## Material provided
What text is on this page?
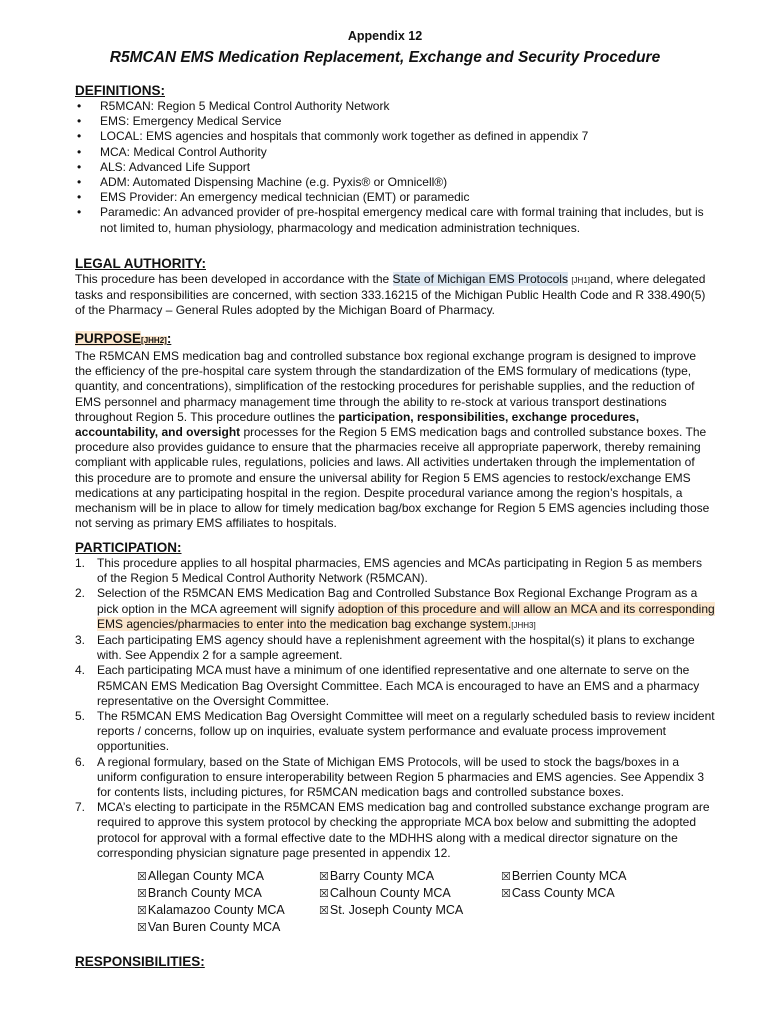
Appendix 12
R5MCAN EMS Medication Replacement, Exchange and Security Procedure
DEFINITIONS:
• R5MCAN: Region 5 Medical Control Authority Network
• EMS: Emergency Medical Service
• LOCAL: EMS agencies and hospitals that commonly work together as defined in appendix 7
• MCA: Medical Control Authority
• ALS: Advanced Life Support
• ADM: Automated Dispensing Machine (e.g. Pyxis® or Omnicell®)
• EMS Provider: An emergency medical technician (EMT) or paramedic
• Paramedic: An advanced provider of pre-hospital emergency medical care with formal training that includes, but is not limited to, human physiology, pharmacology and medication administration techniques.
LEGAL AUTHORITY:

This procedure has been developed in accordance with the State of Michigan EMS Protocols [JH1]and, where delegated tasks and responsibilities are concerned, with section 333.16215 of the Michigan Public Health Code and R 338.490(5) of the Pharmacy – General Rules adopted by the Michigan Board of Pharmacy.

PURPOSE[JHH2]:

The R5MCAN EMS medication bag and controlled substance box regional exchange program is designed to improve the efficiency of the pre-hospital care system through the standardization of the EMS formulary of medications (type, quantity, and concentrations), simplification of the restocking procedures for perishable supplies, and the reduction of EMS personnel and pharmacy management time through the ability to re-stock at various transport destinations throughout Region 5. This procedure outlines the participation, responsibilities, exchange procedures, accountability, and oversight processes for the Region 5 EMS medication bags and controlled substance boxes. The procedure also provides guidance to ensure that the pharmacies receive all appropriate paperwork, thereby remaining compliant with applicable rules, regulations, policies and laws. All activities undertaken through the implementation of this procedure are to promote and ensure the universal ability for Region 5 EMS agencies to restock/exchange EMS medications at any participating hospital in the region. Despite procedural variance among the region’s hospitals, a mechanism will be in place to allow for timely medication bag/box exchange for Region 5 EMS agencies including those not serving as primary EMS affiliates to hospitals.

PARTICIPATION:
1. This procedure applies to all hospital pharmacies, EMS agencies and MCAs participating in Region 5 as members of the Region 5 Medical Control Authority Network (R5MCAN).
2. Selection of the R5MCAN EMS Medication Bag and Controlled Substance Box Regional Exchange Program as a pick option in the MCA agreement will signify adoption of this procedure and will allow an MCA and its corresponding EMS agencies/pharmacies to enter into the medication bag exchange system.[JHH3]
3. Each participating EMS agency should have a replenishment agreement with the hospital(s) it plans to exchange with. See Appendix 2 for a sample agreement.
4. Each participating MCA must have a minimum of one identified representative and one alternate to serve on the R5MCAN EMS Medication Bag Oversight Committee. Each MCA is encouraged to have an EMS and a pharmacy representative on the Oversight Committee.
5. The R5MCAN EMS Medication Bag Oversight Committee will meet on a regularly scheduled basis to review incident reports / concerns, follow up on inquiries, evaluate system performance and evaluate process improvement opportunities.
6. A regional formulary, based on the State of Michigan EMS Protocols, will be used to stock the bags/boxes in a uniform configuration to ensure interoperability between Region 5 pharmacies and EMS agencies. See Appendix 3 for contents lists, including pictures, for R5MCAN medication bags and controlled substance boxes.
7. MCA’s electing to participate in the R5MCAN EMS medication bag and controlled substance exchange program are required to approve this system protocol by checking the appropriate MCA box below and submitting the adopted protocol for approval with a formal effective date to the MDHHS along with a medical director signature on the corresponding physician signature page presented in appendix 12.
☒Allegan County MCA
☒Branch County MCA
☒Kalamazoo County MCA
☒Van Buren County MCA
☒Barry County MCA
☒Calhoun County MCA
☒St. Joseph County MCA
☒Berrien County MCA
☒Cass County MCA
RESPONSIBILITIES:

## What the task asks
Copy out all lines that carry the word "Network".

## Expected answer
• R5MCAN: Region 5 Medical Control Authority Network
1. This procedure applies to all hospital pharmacies, EMS agencies and MCAs participating in Region 5 as members of the Region 5 Medical Control Authority Network (R5MCAN).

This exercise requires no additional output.